[Rows from a dataset]
* * * * *
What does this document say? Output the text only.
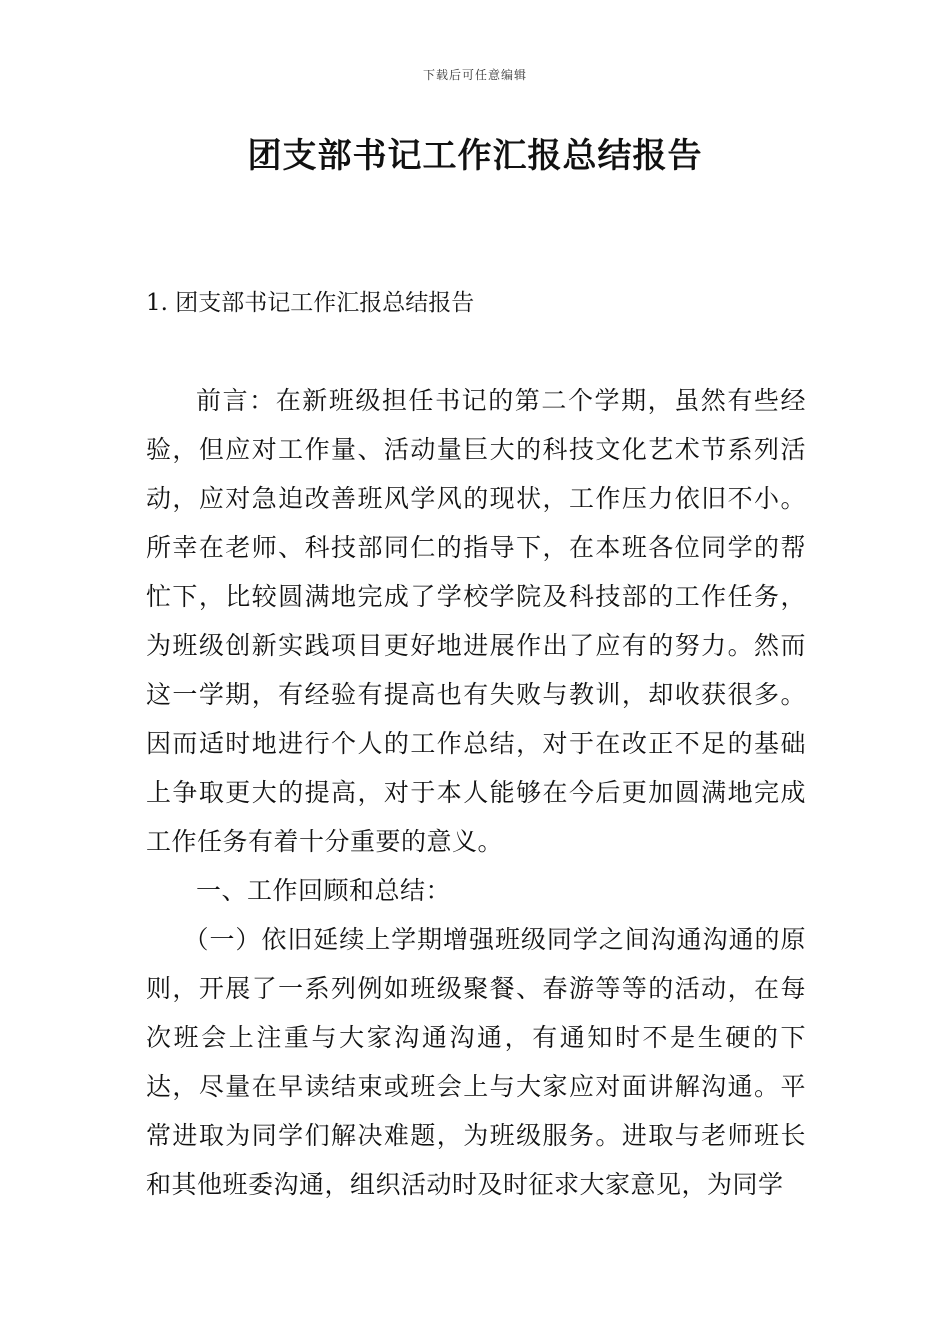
下载后可任意编辑
团支部书记工作汇报总结报告
1. 团支部书记工作汇报总结报告

前言：在新班级担任书记的第二个学期，虽然有些经验，但应对工作量、活动量巨大的科技文化艺术节系列活动，应对急迫改善班风学风的现状，工作压力依旧不小。所幸在老师、科技部同仁的指导下，在本班各位同学的帮忙下，比较圆满地完成了学校学院及科技部的工作任务，为班级创新实践项目更好地进展作出了应有的努力。然而这一学期，有经验有提高也有失败与教训，却收获很多。因而适时地进行个人的工作总结，对于在改正不足的基础上争取更大的提高，对于本人能够在今后更加圆满地完成工作任务有着十分重要的意义。

一、工作回顾和总结：

（一）依旧延续上学期增强班级同学之间沟通沟通的原则，开展了一系列例如班级聚餐、春游等等的活动，在每次班会上注重与大家沟通沟通，有通知时不是生硬的下达，尽量在早读结束或班会上与大家应对面讲解沟通。平常进取为同学们解决难题，为班级服务。进取与老师班长和其他班委沟通，组织活动时及时征求大家意见，为同学
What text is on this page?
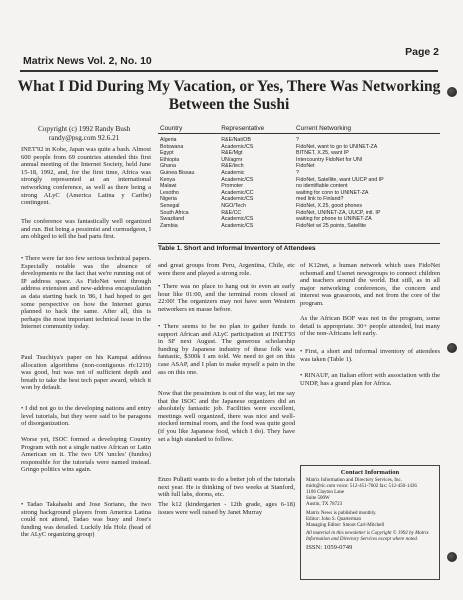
Page 2
Matrix News Vol. 2, No. 10
What I Did During My Vacation, or Yes, There Was Networking Between the Sushi
Copyright (c) 1992 Randy Bush
randy@psg.com 92.6.21

INET'92 in Kobe, Japan was quite a bash. Almost 600 people from 69 countries attended this first annual meeting of the Internet Society, held June 15-18, 1992, and, for the first time, Africa was strongly represented at an international networking conference, as well as there being a strong ALyC (America Latina y Caribe) contingent.

The conference was fantastically well organized and run. But being a pessimist and curmudgeon, I am obliged to tell the bad parts first.

• There were far too few serious technical papers. Especially notable was the absence of developments re the fact that we're running out of IP address space. As FidoNet went through address extension and new-address encapsulation as data starting back in '86, I had hoped to get some perspective on how the Internet gurus planned to hack the same. After all, this is perhaps the most important technical issue in the Internet community today.

Paul Tsuchiya's paper on his Kampai address allocation algorithms (non-contiguous rfc1219) was good, but was not of sufficient depth and breath to take the best tech paper award, which it won by default.

• I did not go to the developing nations and entry level tutorials, but they were said to be paragons of disorganization.

Worse yet, ISOC formed a developing Country Program with not a single native African or Latin American on it. The two UN 'uncles' (fundos) responsible for the tutorials were named instead. Gringo politics wins again.

• Tadao Takahashi and Jose Soriano, the two strong background players from America Latina could not attend, Tadao was busy and Jose's funding was derailed. Luckily Ida Holz (head of the ALyC organizing group)

Country	Representative	Current Networking
Algeria	R&E/Nat/OB	?
Botswana	Academic/CS	FidoNet, want to go to UNINET-ZA
Egypt	R&E/Mgt	BITNET, X.25, want IP
Ethiopia	UN/agmr	Intercountry FidoNet for UNI
Ghana	R&E/tech	FidoNet
Guinea Bissau	Academic	?
Kenya	Academic/CS	FidoNet, Satellite, want UUCP and IP
Malawi	Promoter	no identifiable content
Lesotho	Academic/CC	waiting for conn to UNINET-ZA
Nigeria	Academic/CS	med link to Finland?
Senegal	NGO/Tech	FidoNet, X.25, good phones
South Africa	R&E/CC	FidoNet, UNINET-ZA, UUCP, intl. IP
Swaziland	Academic/CS	waiting for phone to UNINET-ZA
Zambia	Academic/CS	FidoNet w/ 25 points, Satellite
Table 1. Short and Informal Inventory of Attendees

and great groups from Peru, Argentina, Chile, etc were there and played a strong role.

• There was no place to hang out to even an early hour like 01:00, and the terminal room closed at 22:00! The organizers may not have seen Western networkers en masse before.

• There seems to be no plan to gather funds to support African and ALyC participation at INET'93 in SF next August. The generous scholarship funding by Japanese industry of these folk was fantastic, $300k I am told. We need to get on this case ASAP, and I plan to make myself a pain in the ass on this one.

Now that the pessimism is out of the way, let me say that the ISOC and the Japanese organizers did an absolutely fantastic job. Facilities were excellent, meetings well organized, there was nice and well-stocked terminal room, and the food was quite good (if you like Japanese food, which I do). They have set a high standard to follow.

Enzo Puliatti wants to do a better job of the tutorials next year. He is thinking of two weeks at Stanford, with full labs, dorms, etc.

The k12 (kindergarten - 12th grade, ages 6-18) issues were well raised by Janet Murray

of K12net, a human network which uses FidoNet echomail and Usenet newsgroups to connect children and teachers around the world. But still, as in all major networking conferences, the concern and interest was grassroots, and not from the core of the program.

As the African BOF was not in the program, some detail is appropriate. 30+ people attended, but many of the non-Africans left early.

• First, a short and informal inventory of attendees was taken (Table 1).

• RINAUF, an Italian effort with association with the UNDP, has a grand plan for Africa.

Contact Information
Matrix Information and Directory Services, Inc.
mids@tic.com voice: 512-451-7602 fax: 512-450-1436
1106 Clayton Lane
Suite 500W
Austin, TX 78723
Matrix News is published monthly.
Editor: John S. Quarterman
Managing Editor: Smoot Carl-Mitchell
All material in this newsletter is Copyright © 1992 by Matrix Information and Directory Services except where noted.
ISSN: 1059-0749
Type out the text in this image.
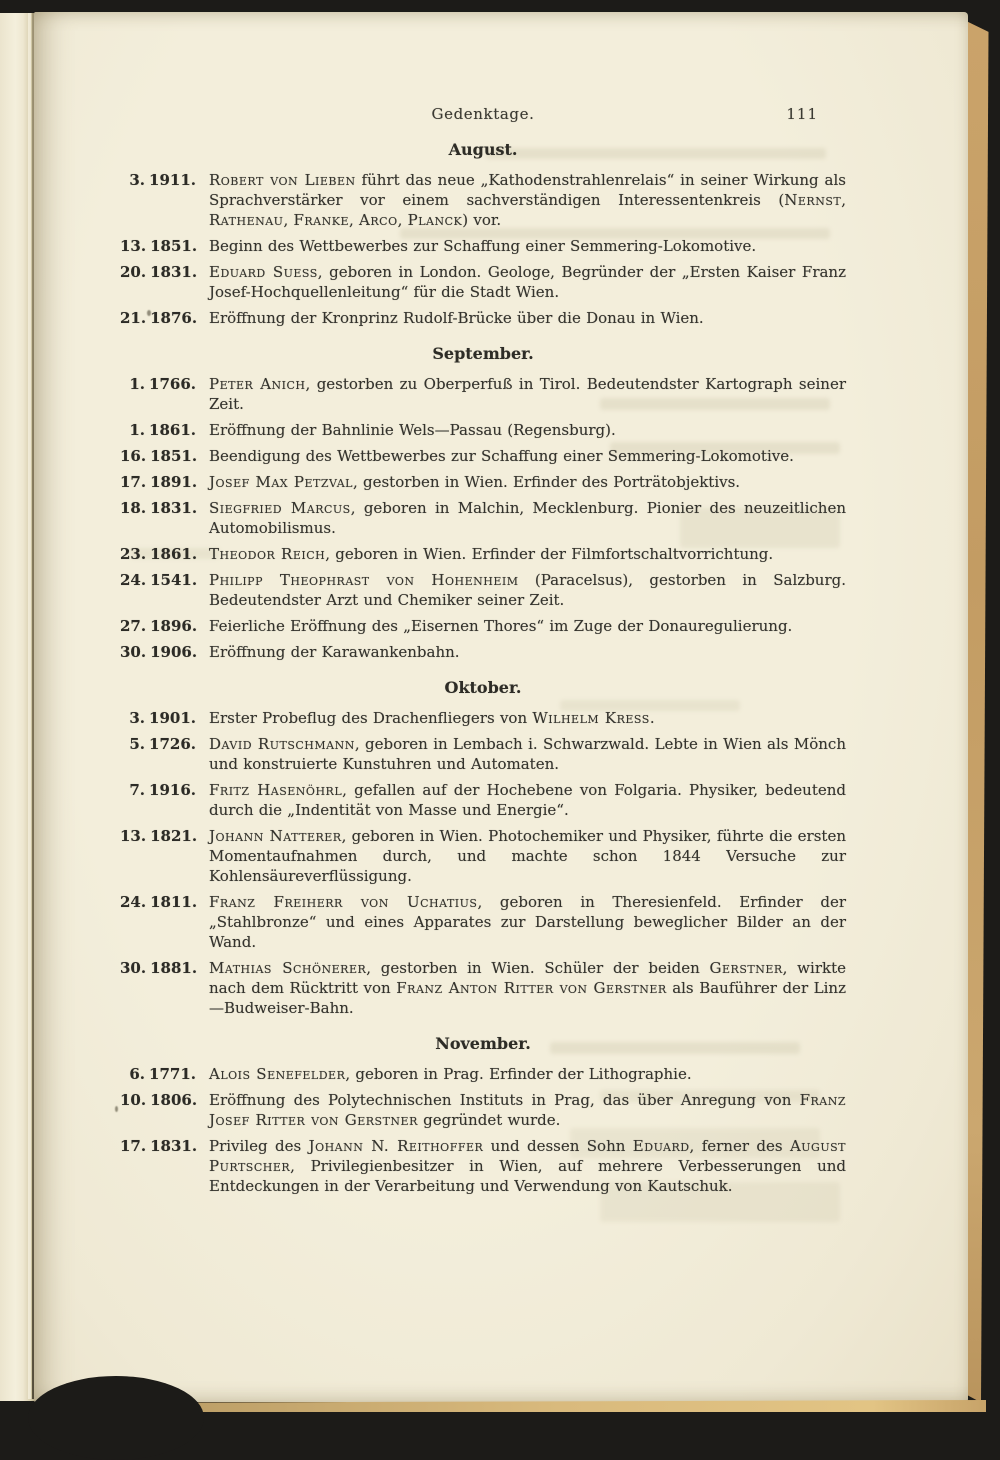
Gedenktage.	111
August.
3. 1911. Robert von Lieben führt das neue „Kathodenstrahlenrelais“ in seiner Wirkung als Sprachverstärker vor einem sachverständigen Interessentenkreis (Nernst, Rathenau, Franke, Arco, Planck) vor.
13. 1851. Beginn des Wettbewerbes zur Schaffung einer Semmering-Lokomotive.
20. 1831. Eduard Suess, geboren in London. Geologe, Begründer der „Ersten Kaiser Franz Josef-Hochquellenleitung“ für die Stadt Wien.
21. 1876. Eröffnung der Kronprinz Rudolf-Brücke über die Donau in Wien.
September.
1. 1766. Peter Anich, gestorben zu Oberperfuß in Tirol. Bedeutendster Kartograph seiner Zeit.
1. 1861. Eröffnung der Bahnlinie Wels—Passau (Regensburg).
16. 1851. Beendigung des Wettbewerbes zur Schaffung einer Semmering-Lokomotive.
17. 1891. Josef Max Petzval, gestorben in Wien. Erfinder des Porträtobjektivs.
18. 1831. Siegfried Marcus, geboren in Malchin, Mecklenburg. Pionier des neuzeitlichen Automobilismus.
23. 1861. Theodor Reich, geboren in Wien. Erfinder der Filmfortschaltvorrichtung.
24. 1541. Philipp Theophrast von Hohenheim (Paracelsus), gestorben in Salzburg. Bedeutendster Arzt und Chemiker seiner Zeit.
27. 1896. Feierliche Eröffnung des „Eisernen Thores“ im Zuge der Donauregulierung.
30. 1906. Eröffnung der Karawankenbahn.
Oktober.
3. 1901. Erster Probeflug des Drachenfliegers von Wilhelm Kress.
5. 1726. David Rutschmann, geboren in Lembach i. Schwarzwald. Lebte in Wien als Mönch und konstruierte Kunstuhren und Automaten.
7. 1916. Fritz Hasenöhrl, gefallen auf der Hochebene von Folgaria. Physiker, bedeutend durch die „Indentität von Masse und Energie“.
13. 1821. Johann Natterer, geboren in Wien. Photochemiker und Physiker, führte die ersten Momentaufnahmen durch, und machte schon 1844 Versuche zur Kohlensäureverflüssigung.
24. 1811. Franz Freiherr von Uchatius, geboren in Theresienfeld. Erfinder der „Stahlbronze“ und eines Apparates zur Darstellung beweglicher Bilder an der Wand.
30. 1881. Mathias Schönerer, gestorben in Wien. Schüler der beiden Gerstner, wirkte nach dem Rücktritt von Franz Anton Ritter von Gerstner als Bauführer der Linz—Budweiser-Bahn.
November.
6. 1771. Alois Senefelder, geboren in Prag. Erfinder der Lithographie.
10. 1806. Eröffnung des Polytechnischen Instituts in Prag, das über Anregung von Franz Josef Ritter von Gerstner gegründet wurde.
17. 1831. Privileg des Johann N. Reithoffer und dessen Sohn Eduard, ferner des August Purtscher, Privilegienbesitzer in Wien, auf mehrere Verbesserungen und Entdeckungen in der Verarbeitung und Verwendung von Kautschuk.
* * * * *
Find the lines above that include the string "Josef" and copy them.

_Written reply_:
20. 1831. Eduard Suess, geboren in London. Geologe, Begründer der „Ersten Kaiser Franz Josef-Hochquellenleitung“ für die Stadt Wien.
17. 1891. Josef Max Petzval, gestorben in Wien. Erfinder des Porträtobjektivs.
10. 1806. Eröffnung des Polytechnischen Instituts in Prag, das über Anregung von Franz Josef Ritter von Gerstner gegründet wurde.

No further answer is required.